→ What you have to do: Find the lines holding the word "Portion" and collect them.

→ Record set:
++++++++
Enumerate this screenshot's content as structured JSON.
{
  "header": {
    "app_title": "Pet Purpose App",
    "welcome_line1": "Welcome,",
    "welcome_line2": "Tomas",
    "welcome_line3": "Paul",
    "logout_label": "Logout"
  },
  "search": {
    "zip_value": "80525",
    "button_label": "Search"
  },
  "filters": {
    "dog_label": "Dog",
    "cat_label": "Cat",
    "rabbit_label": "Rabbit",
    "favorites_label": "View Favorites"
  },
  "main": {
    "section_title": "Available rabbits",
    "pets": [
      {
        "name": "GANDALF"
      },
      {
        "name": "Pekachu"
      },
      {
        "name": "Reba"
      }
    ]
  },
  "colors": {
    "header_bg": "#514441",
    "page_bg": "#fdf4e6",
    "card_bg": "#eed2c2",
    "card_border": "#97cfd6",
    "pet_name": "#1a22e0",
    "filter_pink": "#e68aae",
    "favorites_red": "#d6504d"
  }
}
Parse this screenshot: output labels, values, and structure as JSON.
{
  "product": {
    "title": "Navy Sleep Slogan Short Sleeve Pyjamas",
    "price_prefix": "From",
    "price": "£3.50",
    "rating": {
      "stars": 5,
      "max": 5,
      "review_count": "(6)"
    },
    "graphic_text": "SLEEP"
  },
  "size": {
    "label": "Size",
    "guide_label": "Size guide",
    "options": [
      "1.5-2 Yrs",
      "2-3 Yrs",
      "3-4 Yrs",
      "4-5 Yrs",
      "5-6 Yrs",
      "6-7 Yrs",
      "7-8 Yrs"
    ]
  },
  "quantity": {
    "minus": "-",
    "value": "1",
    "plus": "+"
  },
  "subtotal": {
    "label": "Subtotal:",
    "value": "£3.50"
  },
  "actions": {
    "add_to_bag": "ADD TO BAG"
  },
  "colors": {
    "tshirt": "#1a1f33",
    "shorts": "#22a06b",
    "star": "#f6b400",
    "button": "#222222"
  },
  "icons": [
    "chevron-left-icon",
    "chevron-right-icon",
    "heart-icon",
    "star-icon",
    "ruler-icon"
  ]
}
++++++++
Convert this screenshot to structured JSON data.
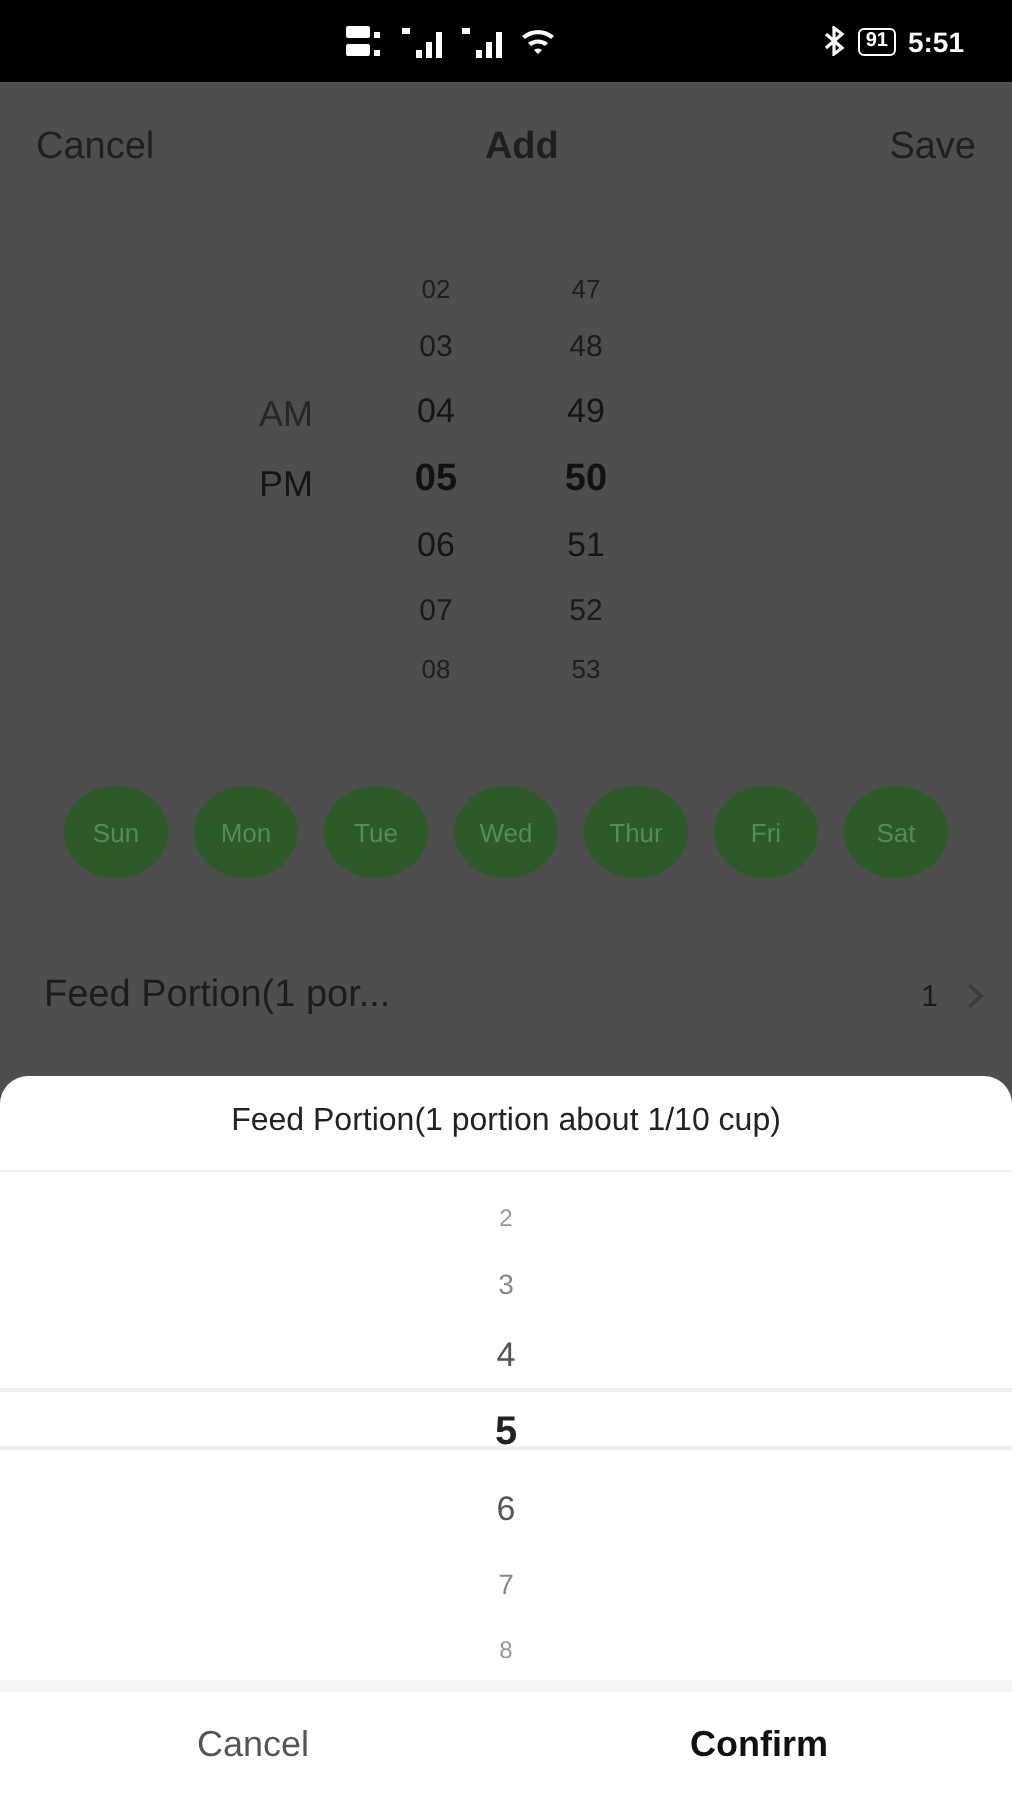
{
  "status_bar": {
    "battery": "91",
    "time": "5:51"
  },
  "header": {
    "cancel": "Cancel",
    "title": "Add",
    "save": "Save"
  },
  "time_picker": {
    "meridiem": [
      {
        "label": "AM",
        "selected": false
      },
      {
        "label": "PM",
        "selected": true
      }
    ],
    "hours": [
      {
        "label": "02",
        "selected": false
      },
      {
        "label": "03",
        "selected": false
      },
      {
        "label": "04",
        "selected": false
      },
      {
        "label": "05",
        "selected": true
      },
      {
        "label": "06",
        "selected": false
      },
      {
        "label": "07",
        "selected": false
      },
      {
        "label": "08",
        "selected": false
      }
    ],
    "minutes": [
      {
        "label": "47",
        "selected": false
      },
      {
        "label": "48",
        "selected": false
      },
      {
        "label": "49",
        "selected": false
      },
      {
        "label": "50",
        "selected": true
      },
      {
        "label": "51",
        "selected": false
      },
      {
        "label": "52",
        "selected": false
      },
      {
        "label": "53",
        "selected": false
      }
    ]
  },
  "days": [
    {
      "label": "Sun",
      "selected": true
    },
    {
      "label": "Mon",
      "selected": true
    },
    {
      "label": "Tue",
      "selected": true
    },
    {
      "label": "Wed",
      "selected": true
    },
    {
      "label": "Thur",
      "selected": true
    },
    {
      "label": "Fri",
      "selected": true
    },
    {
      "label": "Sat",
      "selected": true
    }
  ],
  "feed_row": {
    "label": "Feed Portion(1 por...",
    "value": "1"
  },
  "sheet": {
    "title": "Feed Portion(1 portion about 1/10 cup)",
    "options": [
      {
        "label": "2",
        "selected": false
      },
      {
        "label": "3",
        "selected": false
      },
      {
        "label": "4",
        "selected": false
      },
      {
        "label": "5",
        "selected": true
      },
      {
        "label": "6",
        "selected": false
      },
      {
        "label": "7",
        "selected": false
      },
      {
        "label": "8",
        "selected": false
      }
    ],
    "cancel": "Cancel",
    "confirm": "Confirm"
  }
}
++++++++
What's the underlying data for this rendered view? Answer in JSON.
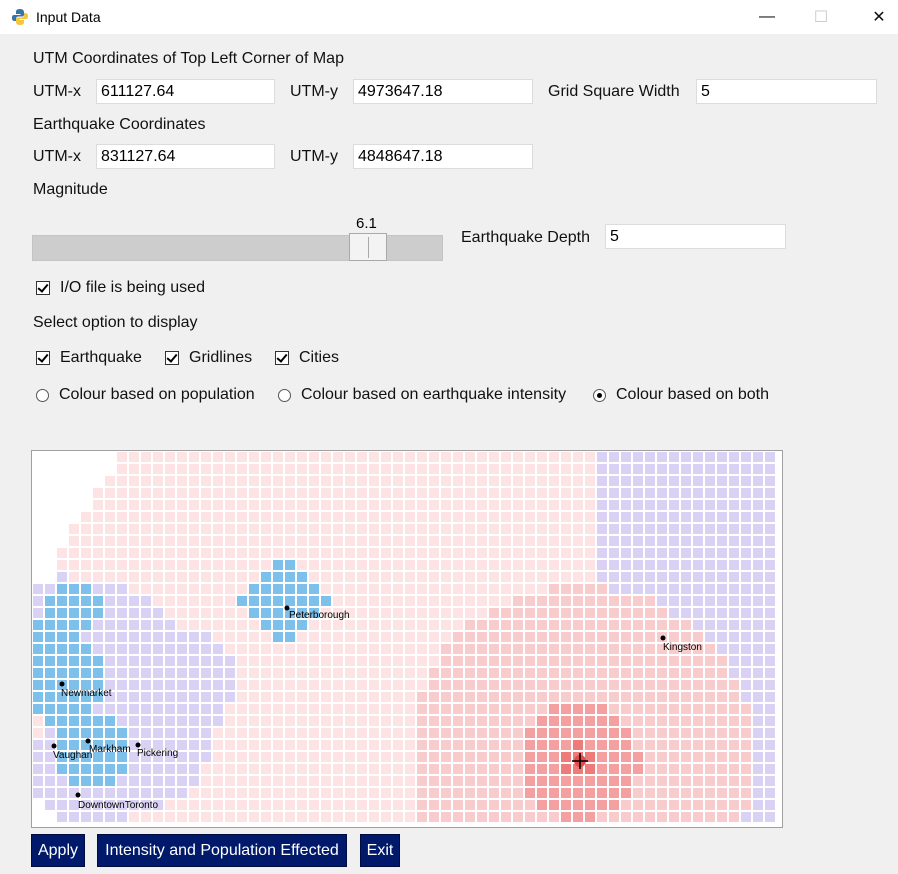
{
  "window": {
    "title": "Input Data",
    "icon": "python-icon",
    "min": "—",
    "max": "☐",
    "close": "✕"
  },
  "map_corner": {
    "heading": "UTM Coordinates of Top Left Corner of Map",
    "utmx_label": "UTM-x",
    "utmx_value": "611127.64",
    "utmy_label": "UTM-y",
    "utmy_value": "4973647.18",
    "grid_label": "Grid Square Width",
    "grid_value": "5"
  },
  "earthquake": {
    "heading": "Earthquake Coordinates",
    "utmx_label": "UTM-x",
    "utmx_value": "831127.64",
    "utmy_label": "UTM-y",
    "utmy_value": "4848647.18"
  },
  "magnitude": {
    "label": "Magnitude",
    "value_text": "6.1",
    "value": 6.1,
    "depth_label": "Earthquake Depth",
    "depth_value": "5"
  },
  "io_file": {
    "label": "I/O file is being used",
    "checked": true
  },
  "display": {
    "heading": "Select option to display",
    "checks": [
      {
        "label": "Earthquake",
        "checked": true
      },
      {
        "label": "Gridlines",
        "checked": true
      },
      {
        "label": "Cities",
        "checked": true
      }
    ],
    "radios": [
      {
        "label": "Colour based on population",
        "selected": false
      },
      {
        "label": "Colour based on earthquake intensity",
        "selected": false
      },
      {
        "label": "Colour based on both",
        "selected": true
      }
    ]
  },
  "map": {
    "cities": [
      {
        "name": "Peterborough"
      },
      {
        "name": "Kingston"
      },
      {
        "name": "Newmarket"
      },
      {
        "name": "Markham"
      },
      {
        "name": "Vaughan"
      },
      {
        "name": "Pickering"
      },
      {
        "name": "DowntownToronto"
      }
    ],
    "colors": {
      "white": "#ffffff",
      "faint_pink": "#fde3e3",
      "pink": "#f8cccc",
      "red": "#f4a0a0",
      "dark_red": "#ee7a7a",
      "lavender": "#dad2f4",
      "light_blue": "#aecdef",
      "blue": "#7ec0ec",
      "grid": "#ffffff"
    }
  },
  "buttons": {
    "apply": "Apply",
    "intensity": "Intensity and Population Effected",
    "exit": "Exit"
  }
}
++++++++
→ Result of this task:
    "label": "Feed Portion(1 por...",
    "title": "Feed Portion(1 portion about 1/10 cup)",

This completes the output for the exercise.